▶ **The task**: Emit the data below verbatim, stripping out any pictures.

+--

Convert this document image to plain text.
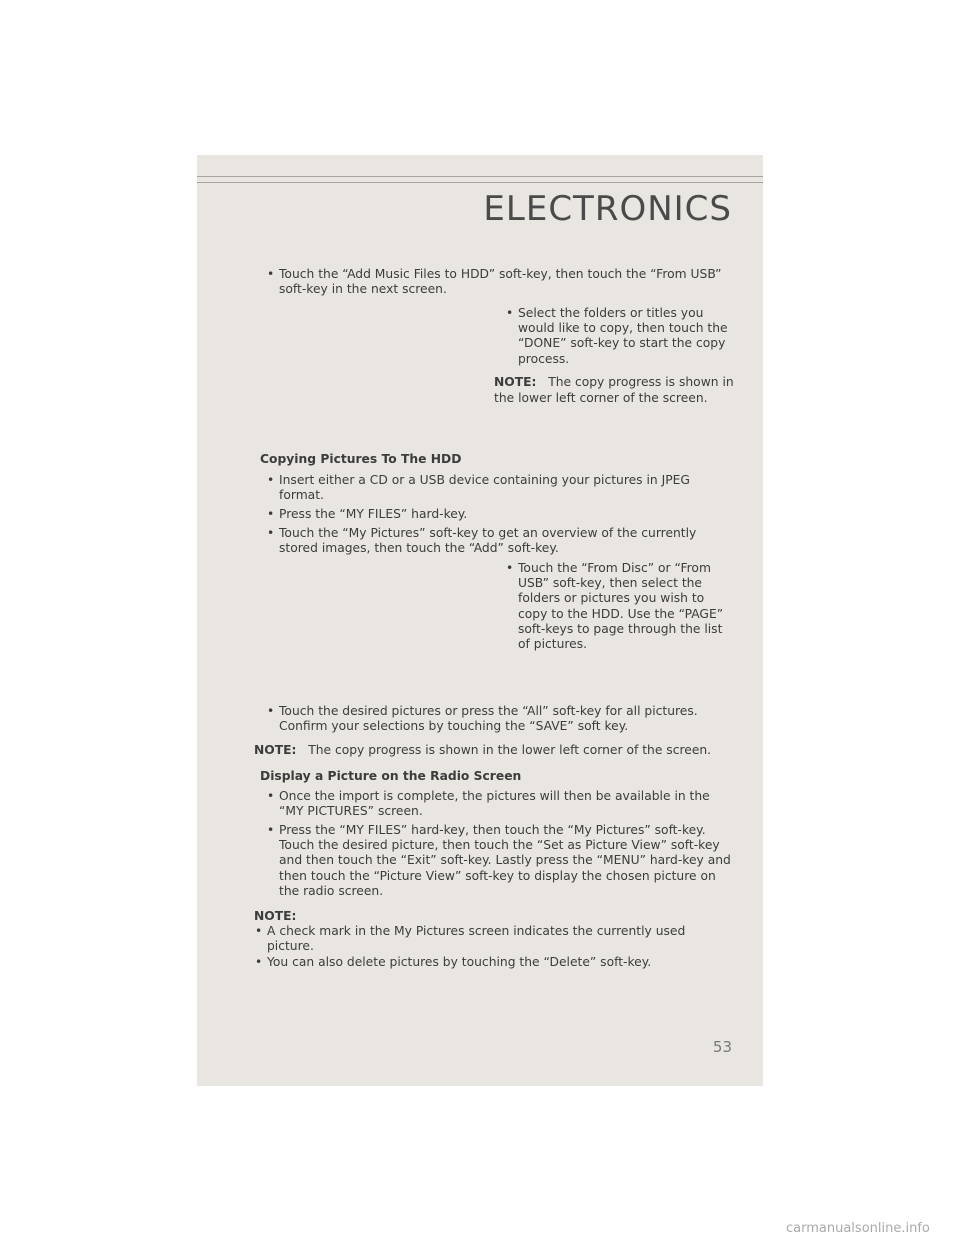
ELECTRONICS
• Touch the “Add Music Files to HDD” soft-key, then touch the “From USB” soft-key in the next screen.
• Select the folders or titles you would like to copy, then touch the “DONE” soft-key to start the copy process.
NOTE: The copy progress is shown in the lower left corner of the screen.
Copying Pictures To The HDD
• Insert either a CD or a USB device containing your pictures in JPEG format.
• Press the “MY FILES” hard-key.
• Touch the “My Pictures” soft-key to get an overview of the currently stored images, then touch the “Add” soft-key.
• Touch the “From Disc” or “From USB” soft-key, then select the folders or pictures you wish to copy to the HDD. Use the “PAGE” soft-keys to page through the list of pictures.
• Touch the desired pictures or press the “All” soft-key for all pictures. Confirm your selections by touching the “SAVE” soft key.
NOTE: The copy progress is shown in the lower left corner of the screen.
Display a Picture on the Radio Screen
• Once the import is complete, the pictures will then be available in the “MY PICTURES” screen.
• Press the “MY FILES” hard-key, then touch the “My Pictures” soft-key. Touch the desired picture, then touch the “Set as Picture View” soft-key and then touch the “Exit” soft-key. Lastly press the “MENU” hard-key and then touch the “Picture View” soft-key to display the chosen picture on the radio screen.
NOTE:
• A check mark in the My Pictures screen indicates the currently used picture.
• You can also delete pictures by touching the “Delete” soft-key.
53
carmanualsonline.info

+--

▶ **Exercise output**:
Convert this document image to plain text.
ELECTRONICS
• Touch the “Add Music Files to HDD” soft-key, then touch the “From USB” soft-key in the next screen.
• Select the folders or titles you would like to copy, then touch the “DONE” soft-key to start the copy process.
NOTE: The copy progress is shown in the lower left corner of the screen.
Copying Pictures To The HDD
• Insert either a CD or a USB device containing your pictures in JPEG format.
• Press the “MY FILES” hard-key.
• Touch the “My Pictures” soft-key to get an overview of the currently stored images, then touch the “Add” soft-key.
• Touch the “From Disc” or “From USB” soft-key, then select the folders or pictures you wish to copy to the HDD. Use the “PAGE” soft-keys to page through the list of pictures.
• Touch the desired pictures or press the “All” soft-key for all pictures. Confirm your selections by touching the “SAVE” soft key.
NOTE: The copy progress is shown in the lower left corner of the screen.
Display a Picture on the Radio Screen
• Once the import is complete, the pictures will then be available in the “MY PICTURES” screen.
• Press the “MY FILES” hard-key, then touch the “My Pictures” soft-key. Touch the desired picture, then touch the “Set as Picture View” soft-key and then touch the “Exit” soft-key. Lastly press the “MENU” hard-key and then touch the “Picture View” soft-key to display the chosen picture on the radio screen.
NOTE:
• A check mark in the My Pictures screen indicates the currently used picture.
• You can also delete pictures by touching the “Delete” soft-key.
53
carmanualsonline.info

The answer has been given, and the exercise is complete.